PROBLEM: Without the images, output each record below as it stands.

# Start of WORKING DATA

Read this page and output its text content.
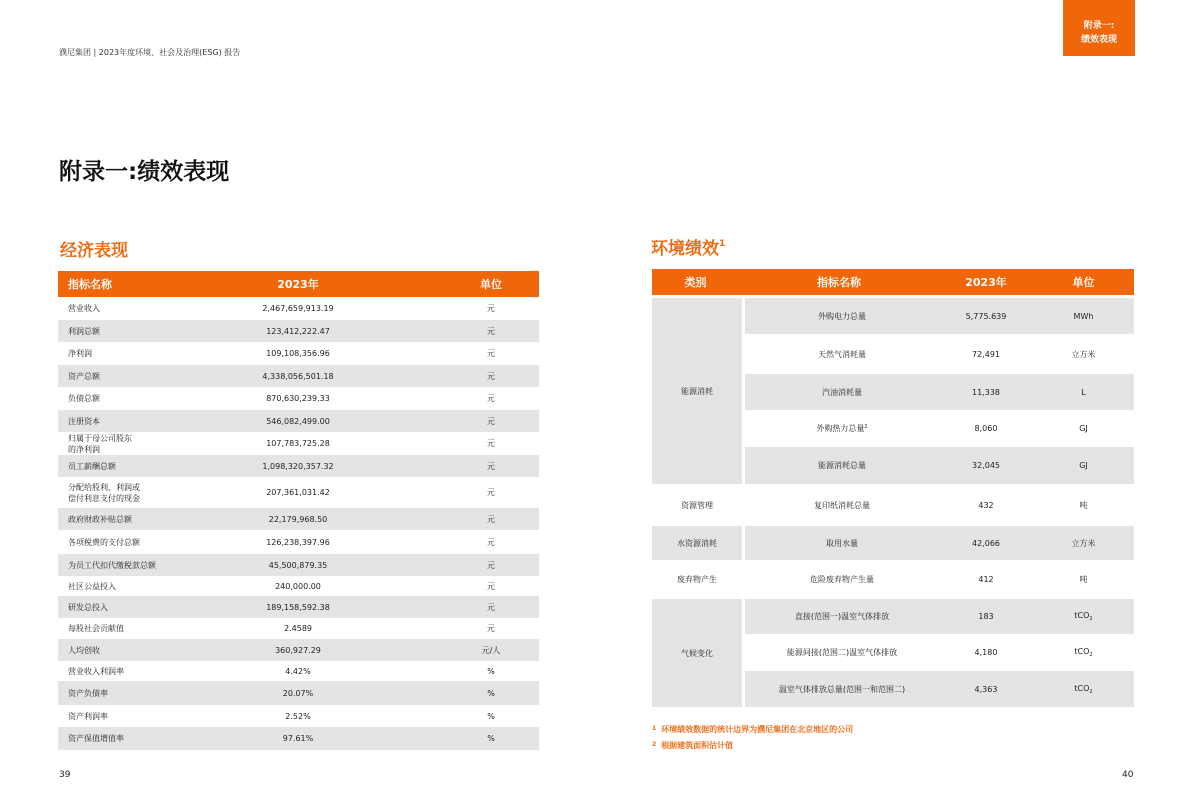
濮尼集团 | 2023年度环境、社会及治理(ESG) 报告
附录一:
绩效表现
附录一:绩效表现
经济表现	环境绩效$^1$
指标名称	2023年	单位
营业收入	2,467,659,913.19	元
利润总额	123,412,222.47	元
净利润	109,108,356.96	元
资产总额	4,338,056,501.18	元
负债总额	870,630,239.33	元
注册资本	546,082,499.00	元
归属于母公司股东
的净利润
107,783,725.28	元
员工薪酬总额	1,098,320,357.32	元
分配给股利、利润或
偿付利息支付的现金
207,361,031.42	元
政府财政补贴总额	22,179,968.50	元
各项税费的支付总额	126,238,397.96	元
为员工代扣代缴税款总额	45,500,879.35	元
社区公益投入	240,000.00	元
研发总投入	189,158,592.38	元
每股社会贡献值	2.4589	元
人均创收	360,927.29	元/人
营业收入利润率	4.42%	%
资产负债率	20.07%	%
资产利润率	2.52%	%
资产保值增值率	97.61%	%
类别	指标名称	2023年	单位
能源消耗
外购电力总量	5,775.639	MWh
天然气消耗量	72,491	立方米
汽油消耗量	11,338	L
外购热力总量$^2$	8,060	GJ
能源消耗总量	32,045	GJ
资源管理	复印纸消耗总量	432	吨
水资源消耗	取用水量	42,066	立方米
废弃物产生	危险废弃物产生量	412	吨
气候变化
直接(范围一)温室气体排放	183	tCO$_2$
能源间接(范围二)温室气体排放	4,180	tCO$_2$
温室气体排放总量(范围一和范围二)	4,363	tCO$_2$
$^1$ 环境绩效数据的统计边界为濮尼集团在北京地区的公司
$^2$ 根据建筑面积估计值
39	40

# End of WORKING DATA

ANSWER:
Read this page and output its text content.
濮尼集团 | 2023年度环境、社会及治理(ESG) 报告
附录一:
绩效表现
附录一:绩效表现
经济表现	环境绩效$^1$
指标名称	2023年	单位
营业收入	2,467,659,913.19	元
利润总额	123,412,222.47	元
净利润	109,108,356.96	元
资产总额	4,338,056,501.18	元
负债总额	870,630,239.33	元
注册资本	546,082,499.00	元
归属于母公司股东
的净利润
107,783,725.28	元
员工薪酬总额	1,098,320,357.32	元
分配给股利、利润或
偿付利息支付的现金
207,361,031.42	元
政府财政补贴总额	22,179,968.50	元
各项税费的支付总额	126,238,397.96	元
为员工代扣代缴税款总额	45,500,879.35	元
社区公益投入	240,000.00	元
研发总投入	189,158,592.38	元
每股社会贡献值	2.4589	元
人均创收	360,927.29	元/人
营业收入利润率	4.42%	%
资产负债率	20.07%	%
资产利润率	2.52%	%
资产保值增值率	97.61%	%
类别	指标名称	2023年	单位
能源消耗
外购电力总量	5,775.639	MWh
天然气消耗量	72,491	立方米
汽油消耗量	11,338	L
外购热力总量$^2$	8,060	GJ
能源消耗总量	32,045	GJ
资源管理	复印纸消耗总量	432	吨
水资源消耗	取用水量	42,066	立方米
废弃物产生	危险废弃物产生量	412	吨
气候变化
直接(范围一)温室气体排放	183	tCO$_2$
能源间接(范围二)温室气体排放	4,180	tCO$_2$
温室气体排放总量(范围一和范围二)	4,363	tCO$_2$
$^1$ 环境绩效数据的统计边界为濮尼集团在北京地区的公司
$^2$ 根据建筑面积估计值
39	40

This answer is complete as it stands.